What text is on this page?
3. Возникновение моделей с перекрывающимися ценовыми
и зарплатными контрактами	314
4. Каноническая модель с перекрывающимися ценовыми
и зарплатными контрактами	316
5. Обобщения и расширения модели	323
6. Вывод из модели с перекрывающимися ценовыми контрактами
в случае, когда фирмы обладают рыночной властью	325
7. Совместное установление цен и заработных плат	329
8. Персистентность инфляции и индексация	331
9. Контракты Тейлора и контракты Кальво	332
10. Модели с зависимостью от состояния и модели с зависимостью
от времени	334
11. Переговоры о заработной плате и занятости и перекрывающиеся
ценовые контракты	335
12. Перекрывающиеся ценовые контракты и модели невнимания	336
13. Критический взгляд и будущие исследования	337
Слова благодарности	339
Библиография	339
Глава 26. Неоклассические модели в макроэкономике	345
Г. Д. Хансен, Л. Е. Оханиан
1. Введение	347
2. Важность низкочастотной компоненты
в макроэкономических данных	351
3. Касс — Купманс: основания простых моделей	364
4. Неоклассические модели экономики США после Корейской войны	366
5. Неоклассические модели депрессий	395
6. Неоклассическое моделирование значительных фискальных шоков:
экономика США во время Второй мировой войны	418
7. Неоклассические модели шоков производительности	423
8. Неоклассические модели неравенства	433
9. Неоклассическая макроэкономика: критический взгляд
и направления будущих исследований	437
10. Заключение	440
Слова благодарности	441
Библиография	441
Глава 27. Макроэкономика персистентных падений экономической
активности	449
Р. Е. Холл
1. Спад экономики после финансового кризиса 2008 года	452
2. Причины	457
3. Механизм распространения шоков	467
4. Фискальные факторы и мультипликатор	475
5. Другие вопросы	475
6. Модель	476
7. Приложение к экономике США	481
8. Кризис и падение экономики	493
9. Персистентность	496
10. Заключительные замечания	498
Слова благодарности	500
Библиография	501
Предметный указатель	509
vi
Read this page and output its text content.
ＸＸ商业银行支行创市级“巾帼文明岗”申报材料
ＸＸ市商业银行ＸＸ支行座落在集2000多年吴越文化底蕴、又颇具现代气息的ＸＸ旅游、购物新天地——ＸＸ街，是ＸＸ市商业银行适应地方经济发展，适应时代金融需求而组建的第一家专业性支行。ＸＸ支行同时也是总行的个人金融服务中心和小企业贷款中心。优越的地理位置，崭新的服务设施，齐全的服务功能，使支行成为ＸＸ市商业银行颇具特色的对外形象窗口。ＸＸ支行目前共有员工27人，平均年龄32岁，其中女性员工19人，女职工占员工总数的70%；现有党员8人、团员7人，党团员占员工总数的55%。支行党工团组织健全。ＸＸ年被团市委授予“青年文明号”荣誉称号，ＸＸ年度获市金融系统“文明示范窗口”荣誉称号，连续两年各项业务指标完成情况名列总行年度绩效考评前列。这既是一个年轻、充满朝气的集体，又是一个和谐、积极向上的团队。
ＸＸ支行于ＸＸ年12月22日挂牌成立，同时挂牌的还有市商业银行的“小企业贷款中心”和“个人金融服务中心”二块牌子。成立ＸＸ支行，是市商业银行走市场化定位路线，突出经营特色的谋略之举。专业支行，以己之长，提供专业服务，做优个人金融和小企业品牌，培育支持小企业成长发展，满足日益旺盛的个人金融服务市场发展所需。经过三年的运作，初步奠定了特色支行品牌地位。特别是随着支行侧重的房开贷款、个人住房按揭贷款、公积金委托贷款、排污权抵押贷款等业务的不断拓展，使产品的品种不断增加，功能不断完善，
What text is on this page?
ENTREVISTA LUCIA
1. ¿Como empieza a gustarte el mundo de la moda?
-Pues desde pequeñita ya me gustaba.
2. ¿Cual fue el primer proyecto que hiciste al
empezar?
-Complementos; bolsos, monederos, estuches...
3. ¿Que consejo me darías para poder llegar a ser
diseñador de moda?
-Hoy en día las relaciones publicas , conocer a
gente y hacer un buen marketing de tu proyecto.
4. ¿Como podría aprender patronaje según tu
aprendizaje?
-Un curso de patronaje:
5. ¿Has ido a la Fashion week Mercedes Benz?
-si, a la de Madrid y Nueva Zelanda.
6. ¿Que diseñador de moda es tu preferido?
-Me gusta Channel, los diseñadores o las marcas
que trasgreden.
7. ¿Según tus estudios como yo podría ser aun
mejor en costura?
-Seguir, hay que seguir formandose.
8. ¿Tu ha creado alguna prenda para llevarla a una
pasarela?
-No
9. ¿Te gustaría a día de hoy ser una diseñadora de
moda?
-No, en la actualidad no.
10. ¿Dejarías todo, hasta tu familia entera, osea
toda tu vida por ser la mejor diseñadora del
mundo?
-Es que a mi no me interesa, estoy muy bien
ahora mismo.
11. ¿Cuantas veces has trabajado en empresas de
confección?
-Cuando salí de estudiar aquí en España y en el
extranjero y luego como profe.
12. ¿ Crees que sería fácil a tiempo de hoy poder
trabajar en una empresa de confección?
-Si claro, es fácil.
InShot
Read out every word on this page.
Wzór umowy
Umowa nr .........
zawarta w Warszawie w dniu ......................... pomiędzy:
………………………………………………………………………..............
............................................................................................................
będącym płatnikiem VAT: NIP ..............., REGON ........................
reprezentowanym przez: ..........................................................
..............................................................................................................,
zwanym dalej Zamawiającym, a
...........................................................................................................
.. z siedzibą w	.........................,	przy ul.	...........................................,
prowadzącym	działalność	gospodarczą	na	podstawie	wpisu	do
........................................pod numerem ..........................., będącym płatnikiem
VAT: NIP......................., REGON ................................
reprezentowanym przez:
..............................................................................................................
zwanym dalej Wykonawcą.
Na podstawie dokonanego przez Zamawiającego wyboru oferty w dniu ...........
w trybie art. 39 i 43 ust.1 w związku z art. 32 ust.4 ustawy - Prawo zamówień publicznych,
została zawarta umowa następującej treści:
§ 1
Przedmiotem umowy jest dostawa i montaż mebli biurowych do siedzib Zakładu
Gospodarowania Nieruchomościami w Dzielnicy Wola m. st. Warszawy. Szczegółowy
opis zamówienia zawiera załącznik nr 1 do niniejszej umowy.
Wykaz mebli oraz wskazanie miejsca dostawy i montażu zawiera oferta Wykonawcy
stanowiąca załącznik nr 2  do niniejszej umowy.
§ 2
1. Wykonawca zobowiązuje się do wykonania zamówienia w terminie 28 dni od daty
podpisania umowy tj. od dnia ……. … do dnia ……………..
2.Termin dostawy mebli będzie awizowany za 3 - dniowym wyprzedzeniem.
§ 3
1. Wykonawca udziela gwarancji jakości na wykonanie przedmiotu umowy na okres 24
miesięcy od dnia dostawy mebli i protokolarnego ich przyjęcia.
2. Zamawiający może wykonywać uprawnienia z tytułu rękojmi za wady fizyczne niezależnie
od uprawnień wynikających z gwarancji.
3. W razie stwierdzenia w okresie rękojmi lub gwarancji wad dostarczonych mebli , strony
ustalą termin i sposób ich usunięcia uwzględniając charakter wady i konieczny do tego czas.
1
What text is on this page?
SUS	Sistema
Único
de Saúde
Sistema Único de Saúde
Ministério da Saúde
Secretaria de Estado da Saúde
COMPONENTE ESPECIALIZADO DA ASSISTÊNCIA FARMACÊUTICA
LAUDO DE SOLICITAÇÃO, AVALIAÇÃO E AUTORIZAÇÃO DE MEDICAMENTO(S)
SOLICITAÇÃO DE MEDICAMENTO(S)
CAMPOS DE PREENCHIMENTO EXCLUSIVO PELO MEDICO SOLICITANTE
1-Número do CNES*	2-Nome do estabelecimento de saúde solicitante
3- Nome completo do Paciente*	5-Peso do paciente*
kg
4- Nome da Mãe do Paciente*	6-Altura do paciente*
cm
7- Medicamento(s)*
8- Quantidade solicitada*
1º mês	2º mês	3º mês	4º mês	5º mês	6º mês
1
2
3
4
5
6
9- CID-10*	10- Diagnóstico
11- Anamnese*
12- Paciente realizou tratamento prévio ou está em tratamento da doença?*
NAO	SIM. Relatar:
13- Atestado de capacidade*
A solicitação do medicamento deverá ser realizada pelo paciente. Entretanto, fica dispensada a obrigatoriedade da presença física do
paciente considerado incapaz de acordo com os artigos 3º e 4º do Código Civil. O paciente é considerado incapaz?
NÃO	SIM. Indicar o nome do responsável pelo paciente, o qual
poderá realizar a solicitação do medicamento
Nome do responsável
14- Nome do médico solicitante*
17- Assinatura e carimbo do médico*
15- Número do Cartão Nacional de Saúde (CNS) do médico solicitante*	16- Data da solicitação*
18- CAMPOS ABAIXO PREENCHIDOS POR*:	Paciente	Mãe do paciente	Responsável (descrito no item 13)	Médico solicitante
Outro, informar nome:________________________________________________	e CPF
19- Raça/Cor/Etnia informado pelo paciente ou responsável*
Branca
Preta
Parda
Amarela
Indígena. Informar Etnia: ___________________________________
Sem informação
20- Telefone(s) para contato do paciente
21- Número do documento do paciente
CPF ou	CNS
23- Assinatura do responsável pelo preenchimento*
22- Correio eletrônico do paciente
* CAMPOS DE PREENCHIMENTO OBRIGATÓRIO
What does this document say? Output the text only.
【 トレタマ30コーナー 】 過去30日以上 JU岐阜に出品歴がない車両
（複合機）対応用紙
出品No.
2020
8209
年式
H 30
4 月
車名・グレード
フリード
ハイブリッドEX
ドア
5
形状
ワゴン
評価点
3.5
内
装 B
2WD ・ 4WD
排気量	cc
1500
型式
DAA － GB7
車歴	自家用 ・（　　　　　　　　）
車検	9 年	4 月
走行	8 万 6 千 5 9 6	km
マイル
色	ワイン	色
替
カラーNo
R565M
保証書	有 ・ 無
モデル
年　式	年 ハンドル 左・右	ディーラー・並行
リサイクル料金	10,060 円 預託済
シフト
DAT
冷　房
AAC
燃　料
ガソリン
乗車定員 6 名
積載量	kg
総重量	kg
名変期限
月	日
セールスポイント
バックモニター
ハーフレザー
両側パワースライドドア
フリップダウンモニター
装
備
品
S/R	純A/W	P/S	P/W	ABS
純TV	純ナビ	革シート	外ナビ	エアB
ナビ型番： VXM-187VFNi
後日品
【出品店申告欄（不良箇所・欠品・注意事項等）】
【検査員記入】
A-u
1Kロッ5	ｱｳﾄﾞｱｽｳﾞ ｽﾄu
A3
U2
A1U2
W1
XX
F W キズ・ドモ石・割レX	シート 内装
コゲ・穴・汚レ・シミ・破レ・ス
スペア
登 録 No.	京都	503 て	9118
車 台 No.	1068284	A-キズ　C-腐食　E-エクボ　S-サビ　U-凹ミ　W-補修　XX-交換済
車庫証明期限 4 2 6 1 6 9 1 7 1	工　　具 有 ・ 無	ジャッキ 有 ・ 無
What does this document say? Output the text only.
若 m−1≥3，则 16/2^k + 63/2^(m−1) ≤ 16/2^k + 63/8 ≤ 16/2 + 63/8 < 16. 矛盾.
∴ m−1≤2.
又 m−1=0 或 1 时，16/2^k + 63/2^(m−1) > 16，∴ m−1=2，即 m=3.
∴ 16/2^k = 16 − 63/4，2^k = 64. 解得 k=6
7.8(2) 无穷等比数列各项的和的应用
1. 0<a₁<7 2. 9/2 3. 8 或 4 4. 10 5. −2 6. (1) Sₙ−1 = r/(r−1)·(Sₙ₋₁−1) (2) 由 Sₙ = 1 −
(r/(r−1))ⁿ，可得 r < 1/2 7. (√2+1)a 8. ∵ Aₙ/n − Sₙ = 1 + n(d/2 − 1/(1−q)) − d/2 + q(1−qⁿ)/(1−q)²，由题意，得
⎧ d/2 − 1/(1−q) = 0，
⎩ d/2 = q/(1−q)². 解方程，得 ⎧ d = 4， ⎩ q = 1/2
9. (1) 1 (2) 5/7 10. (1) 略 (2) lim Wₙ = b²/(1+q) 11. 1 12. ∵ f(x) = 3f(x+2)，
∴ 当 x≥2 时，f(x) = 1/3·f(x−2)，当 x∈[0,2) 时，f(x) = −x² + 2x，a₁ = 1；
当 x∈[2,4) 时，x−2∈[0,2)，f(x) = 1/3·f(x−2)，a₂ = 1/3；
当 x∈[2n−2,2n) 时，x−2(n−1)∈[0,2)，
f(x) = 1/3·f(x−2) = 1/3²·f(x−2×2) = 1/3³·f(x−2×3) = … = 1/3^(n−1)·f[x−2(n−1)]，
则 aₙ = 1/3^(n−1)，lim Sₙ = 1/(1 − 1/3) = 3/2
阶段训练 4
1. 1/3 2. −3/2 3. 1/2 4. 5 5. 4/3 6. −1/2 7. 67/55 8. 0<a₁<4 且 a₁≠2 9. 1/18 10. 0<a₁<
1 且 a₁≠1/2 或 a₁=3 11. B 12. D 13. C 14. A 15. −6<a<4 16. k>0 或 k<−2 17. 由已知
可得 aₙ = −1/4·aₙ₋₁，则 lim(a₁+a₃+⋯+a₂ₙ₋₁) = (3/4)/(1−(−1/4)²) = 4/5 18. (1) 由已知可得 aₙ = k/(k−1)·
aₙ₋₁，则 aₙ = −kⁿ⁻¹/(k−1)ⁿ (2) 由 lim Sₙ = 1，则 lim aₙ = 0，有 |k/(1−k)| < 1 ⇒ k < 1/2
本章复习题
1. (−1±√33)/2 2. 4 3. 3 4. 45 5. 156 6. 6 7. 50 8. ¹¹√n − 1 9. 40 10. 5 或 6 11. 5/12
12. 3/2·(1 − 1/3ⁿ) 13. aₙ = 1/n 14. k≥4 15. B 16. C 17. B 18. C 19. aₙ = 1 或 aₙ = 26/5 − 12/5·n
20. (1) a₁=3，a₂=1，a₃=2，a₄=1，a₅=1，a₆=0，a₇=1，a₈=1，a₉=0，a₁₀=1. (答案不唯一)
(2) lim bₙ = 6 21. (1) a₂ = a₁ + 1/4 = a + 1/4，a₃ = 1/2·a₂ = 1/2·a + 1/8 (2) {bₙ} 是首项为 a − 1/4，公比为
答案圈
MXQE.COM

####################

• [EXERCISE BRIEF]
Copy out every line of the data that includes the word "zawiera".

• [SOLUTION TO THE PROBLEM]
opis zamówienia zawiera załącznik nr 1 do niniejszej umowy.
Wykaz mebli oraz wskazanie miejsca dostawy i montażu zawiera oferta Wykonawcy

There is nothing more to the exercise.